[begin Information given]
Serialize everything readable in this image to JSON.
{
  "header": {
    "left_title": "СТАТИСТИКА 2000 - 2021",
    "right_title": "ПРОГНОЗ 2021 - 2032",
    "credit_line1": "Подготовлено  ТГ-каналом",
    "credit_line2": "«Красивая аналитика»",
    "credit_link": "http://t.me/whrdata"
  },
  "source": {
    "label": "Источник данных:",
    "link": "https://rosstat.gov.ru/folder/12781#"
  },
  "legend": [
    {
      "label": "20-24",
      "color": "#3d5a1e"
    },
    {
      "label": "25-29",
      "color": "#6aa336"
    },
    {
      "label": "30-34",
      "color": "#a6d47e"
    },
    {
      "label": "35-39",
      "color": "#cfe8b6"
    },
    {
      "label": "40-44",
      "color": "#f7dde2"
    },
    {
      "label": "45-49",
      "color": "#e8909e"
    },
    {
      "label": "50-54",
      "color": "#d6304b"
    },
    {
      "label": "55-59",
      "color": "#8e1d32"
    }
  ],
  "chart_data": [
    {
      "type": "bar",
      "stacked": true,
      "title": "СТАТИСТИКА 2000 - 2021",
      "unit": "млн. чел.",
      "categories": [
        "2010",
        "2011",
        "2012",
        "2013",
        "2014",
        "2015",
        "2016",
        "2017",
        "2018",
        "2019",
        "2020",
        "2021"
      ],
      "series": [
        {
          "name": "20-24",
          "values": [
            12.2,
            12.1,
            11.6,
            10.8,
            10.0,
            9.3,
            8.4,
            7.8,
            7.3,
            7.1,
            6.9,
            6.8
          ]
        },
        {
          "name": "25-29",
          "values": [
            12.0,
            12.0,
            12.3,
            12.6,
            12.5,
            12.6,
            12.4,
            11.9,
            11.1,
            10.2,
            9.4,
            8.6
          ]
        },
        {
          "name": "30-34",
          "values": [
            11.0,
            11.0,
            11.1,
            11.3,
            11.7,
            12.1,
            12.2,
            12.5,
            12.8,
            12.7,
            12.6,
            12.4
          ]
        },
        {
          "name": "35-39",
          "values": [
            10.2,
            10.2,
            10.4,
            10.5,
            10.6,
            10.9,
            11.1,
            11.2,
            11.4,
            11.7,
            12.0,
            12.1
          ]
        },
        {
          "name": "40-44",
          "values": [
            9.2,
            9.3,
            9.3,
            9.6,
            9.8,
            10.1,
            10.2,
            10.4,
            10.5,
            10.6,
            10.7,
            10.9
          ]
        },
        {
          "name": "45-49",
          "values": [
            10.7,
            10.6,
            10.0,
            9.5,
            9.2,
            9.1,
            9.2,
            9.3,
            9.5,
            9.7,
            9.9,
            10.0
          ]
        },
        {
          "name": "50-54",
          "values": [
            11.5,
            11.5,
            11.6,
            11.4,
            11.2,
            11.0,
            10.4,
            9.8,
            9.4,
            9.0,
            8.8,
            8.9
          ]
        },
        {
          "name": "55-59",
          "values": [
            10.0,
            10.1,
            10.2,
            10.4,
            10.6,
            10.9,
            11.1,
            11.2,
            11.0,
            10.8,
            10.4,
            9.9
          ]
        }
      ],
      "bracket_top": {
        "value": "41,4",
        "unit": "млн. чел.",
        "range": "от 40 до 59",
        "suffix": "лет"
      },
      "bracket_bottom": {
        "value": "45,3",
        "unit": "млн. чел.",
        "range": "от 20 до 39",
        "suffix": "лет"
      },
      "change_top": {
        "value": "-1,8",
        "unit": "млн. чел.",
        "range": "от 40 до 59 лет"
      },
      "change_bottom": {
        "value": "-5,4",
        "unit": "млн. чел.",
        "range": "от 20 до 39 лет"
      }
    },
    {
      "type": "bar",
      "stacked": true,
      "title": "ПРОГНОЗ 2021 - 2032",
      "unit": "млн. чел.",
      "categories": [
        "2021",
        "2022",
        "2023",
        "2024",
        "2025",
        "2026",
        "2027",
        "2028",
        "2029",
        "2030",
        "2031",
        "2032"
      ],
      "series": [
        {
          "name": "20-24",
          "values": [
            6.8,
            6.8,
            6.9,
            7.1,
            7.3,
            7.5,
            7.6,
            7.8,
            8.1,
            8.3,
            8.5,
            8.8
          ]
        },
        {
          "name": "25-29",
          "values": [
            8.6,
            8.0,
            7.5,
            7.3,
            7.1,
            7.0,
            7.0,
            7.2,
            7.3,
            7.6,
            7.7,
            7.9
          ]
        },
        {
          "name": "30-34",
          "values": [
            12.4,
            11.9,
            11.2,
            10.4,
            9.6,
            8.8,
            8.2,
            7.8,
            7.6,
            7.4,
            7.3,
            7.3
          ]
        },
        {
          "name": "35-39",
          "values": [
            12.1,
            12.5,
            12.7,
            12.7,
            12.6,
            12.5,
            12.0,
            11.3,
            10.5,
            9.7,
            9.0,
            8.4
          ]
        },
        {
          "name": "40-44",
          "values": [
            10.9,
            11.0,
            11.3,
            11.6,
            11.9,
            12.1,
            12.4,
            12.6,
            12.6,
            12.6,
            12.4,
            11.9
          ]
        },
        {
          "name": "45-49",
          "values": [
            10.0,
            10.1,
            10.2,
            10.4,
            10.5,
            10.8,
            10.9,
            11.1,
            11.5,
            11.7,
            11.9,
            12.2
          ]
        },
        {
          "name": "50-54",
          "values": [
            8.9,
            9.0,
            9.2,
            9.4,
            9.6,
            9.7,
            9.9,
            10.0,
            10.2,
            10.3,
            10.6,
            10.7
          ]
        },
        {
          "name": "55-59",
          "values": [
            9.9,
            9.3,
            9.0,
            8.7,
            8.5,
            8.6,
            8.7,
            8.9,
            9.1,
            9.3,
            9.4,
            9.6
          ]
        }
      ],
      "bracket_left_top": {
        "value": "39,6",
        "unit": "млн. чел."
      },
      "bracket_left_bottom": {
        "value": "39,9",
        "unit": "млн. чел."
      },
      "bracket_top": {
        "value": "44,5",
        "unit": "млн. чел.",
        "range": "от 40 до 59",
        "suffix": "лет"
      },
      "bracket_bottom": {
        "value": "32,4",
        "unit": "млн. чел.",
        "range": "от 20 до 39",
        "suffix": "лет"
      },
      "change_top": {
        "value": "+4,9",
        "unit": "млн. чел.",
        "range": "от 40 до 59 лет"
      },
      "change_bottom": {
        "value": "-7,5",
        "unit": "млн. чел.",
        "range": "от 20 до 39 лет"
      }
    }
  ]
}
[end Information given]
- Short problem: Retype all of the data shown above, word for word.

- Expected output:
Serialize everything readable in this image to JSON.
{
  "header": {
    "left_title": "СТАТИСТИКА 2000 - 2021",
    "right_title": "ПРОГНОЗ 2021 - 2032",
    "credit_line1": "Подготовлено  ТГ-каналом",
    "credit_line2": "«Красивая аналитика»",
    "credit_link": "http://t.me/whrdata"
  },
  "source": {
    "label": "Источник данных:",
    "link": "https://rosstat.gov.ru/folder/12781#"
  },
  "legend": [
    {
      "label": "20-24",
      "color": "#3d5a1e"
    },
    {
      "label": "25-29",
      "color": "#6aa336"
    },
    {
      "label": "30-34",
      "color": "#a6d47e"
    },
    {
      "label": "35-39",
      "color": "#cfe8b6"
    },
    {
      "label": "40-44",
      "color": "#f7dde2"
    },
    {
      "label": "45-49",
      "color": "#e8909e"
    },
    {
      "label": "50-54",
      "color": "#d6304b"
    },
    {
      "label": "55-59",
      "color": "#8e1d32"
    }
  ],
  "chart_data": [
    {
      "type": "bar",
      "stacked": true,
      "title": "СТАТИСТИКА 2000 - 2021",
      "unit": "млн. чел.",
      "categories": [
        "2010",
        "2011",
        "2012",
        "2013",
        "2014",
        "2015",
        "2016",
        "2017",
        "2018",
        "2019",
        "2020",
        "2021"
      ],
      "series": [
        {
          "name": "20-24",
          "values": [
            12.2,
            12.1,
            11.6,
            10.8,
            10.0,
            9.3,
            8.4,
            7.8,
            7.3,
            7.1,
            6.9,
            6.8
          ]
        },
        {
          "name": "25-29",
          "values": [
            12.0,
            12.0,
            12.3,
            12.6,
            12.5,
            12.6,
            12.4,
            11.9,
            11.1,
            10.2,
            9.4,
            8.6
          ]
        },
        {
          "name": "30-34",
          "values": [
            11.0,
            11.0,
            11.1,
            11.3,
            11.7,
            12.1,
            12.2,
            12.5,
            12.8,
            12.7,
            12.6,
            12.4
          ]
        },
        {
          "name": "35-39",
          "values": [
            10.2,
            10.2,
            10.4,
            10.5,
            10.6,
            10.9,
            11.1,
            11.2,
            11.4,
            11.7,
            12.0,
            12.1
          ]
        },
        {
          "name": "40-44",
          "values": [
            9.2,
            9.3,
            9.3,
            9.6,
            9.8,
            10.1,
            10.2,
            10.4,
            10.5,
            10.6,
            10.7,
            10.9
          ]
        },
        {
          "name": "45-49",
          "values": [
            10.7,
            10.6,
            10.0,
            9.5,
            9.2,
            9.1,
            9.2,
            9.3,
            9.5,
            9.7,
            9.9,
            10.0
          ]
        },
        {
          "name": "50-54",
          "values": [
            11.5,
            11.5,
            11.6,
            11.4,
            11.2,
            11.0,
            10.4,
            9.8,
            9.4,
            9.0,
            8.8,
            8.9
          ]
        },
        {
          "name": "55-59",
          "values": [
            10.0,
            10.1,
            10.2,
            10.4,
            10.6,
            10.9,
            11.1,
            11.2,
            11.0,
            10.8,
            10.4,
            9.9
          ]
        }
      ],
      "bracket_top": {
        "value": "41,4",
        "unit": "млн. чел.",
        "range": "от 40 до 59",
        "suffix": "лет"
      },
      "bracket_bottom": {
        "value": "45,3",
        "unit": "млн. чел.",
        "range": "от 20 до 39",
        "suffix": "лет"
      },
      "change_top": {
        "value": "-1,8",
        "unit": "млн. чел.",
        "range": "от 40 до 59 лет"
      },
      "change_bottom": {
        "value": "-5,4",
        "unit": "млн. чел.",
        "range": "от 20 до 39 лет"
      }
    },
    {
      "type": "bar",
      "stacked": true,
      "title": "ПРОГНОЗ 2021 - 2032",
      "unit": "млн. чел.",
      "categories": [
        "2021",
        "2022",
        "2023",
        "2024",
        "2025",
        "2026",
        "2027",
        "2028",
        "2029",
        "2030",
        "2031",
        "2032"
      ],
      "series": [
        {
          "name": "20-24",
          "values": [
            6.8,
            6.8,
            6.9,
            7.1,
            7.3,
            7.5,
            7.6,
            7.8,
            8.1,
            8.3,
            8.5,
            8.8
          ]
        },
        {
          "name": "25-29",
          "values": [
            8.6,
            8.0,
            7.5,
            7.3,
            7.1,
            7.0,
            7.0,
            7.2,
            7.3,
            7.6,
            7.7,
            7.9
          ]
        },
        {
          "name": "30-34",
          "values": [
            12.4,
            11.9,
            11.2,
            10.4,
            9.6,
            8.8,
            8.2,
            7.8,
            7.6,
            7.4,
            7.3,
            7.3
          ]
        },
        {
          "name": "35-39",
          "values": [
            12.1,
            12.5,
            12.7,
            12.7,
            12.6,
            12.5,
            12.0,
            11.3,
            10.5,
            9.7,
            9.0,
            8.4
          ]
        },
        {
          "name": "40-44",
          "values": [
            10.9,
            11.0,
            11.3,
            11.6,
            11.9,
            12.1,
            12.4,
            12.6,
            12.6,
            12.6,
            12.4,
            11.9
          ]
        },
        {
          "name": "45-49",
          "values": [
            10.0,
            10.1,
            10.2,
            10.4,
            10.5,
            10.8,
            10.9,
            11.1,
            11.5,
            11.7,
            11.9,
            12.2
          ]
        },
        {
          "name": "50-54",
          "values": [
            8.9,
            9.0,
            9.2,
            9.4,
            9.6,
            9.7,
            9.9,
            10.0,
            10.2,
            10.3,
            10.6,
            10.7
          ]
        },
        {
          "name": "55-59",
          "values": [
            9.9,
            9.3,
            9.0,
            8.7,
            8.5,
            8.6,
            8.7,
            8.9,
            9.1,
            9.3,
            9.4,
            9.6
          ]
        }
      ],
      "bracket_left_top": {
        "value": "39,6",
        "unit": "млн. чел."
      },
      "bracket_left_bottom": {
        "value": "39,9",
        "unit": "млн. чел."
      },
      "bracket_top": {
        "value": "44,5",
        "unit": "млн. чел.",
        "range": "от 40 до 59",
        "suffix": "лет"
      },
      "bracket_bottom": {
        "value": "32,4",
        "unit": "млн. чел.",
        "range": "от 20 до 39",
        "suffix": "лет"
      },
      "change_top": {
        "value": "+4,9",
        "unit": "млн. чел.",
        "range": "от 40 до 59 лет"
      },
      "change_bottom": {
        "value": "-7,5",
        "unit": "млн. чел.",
        "range": "от 20 до 39 лет"
      }
    }
  ]
}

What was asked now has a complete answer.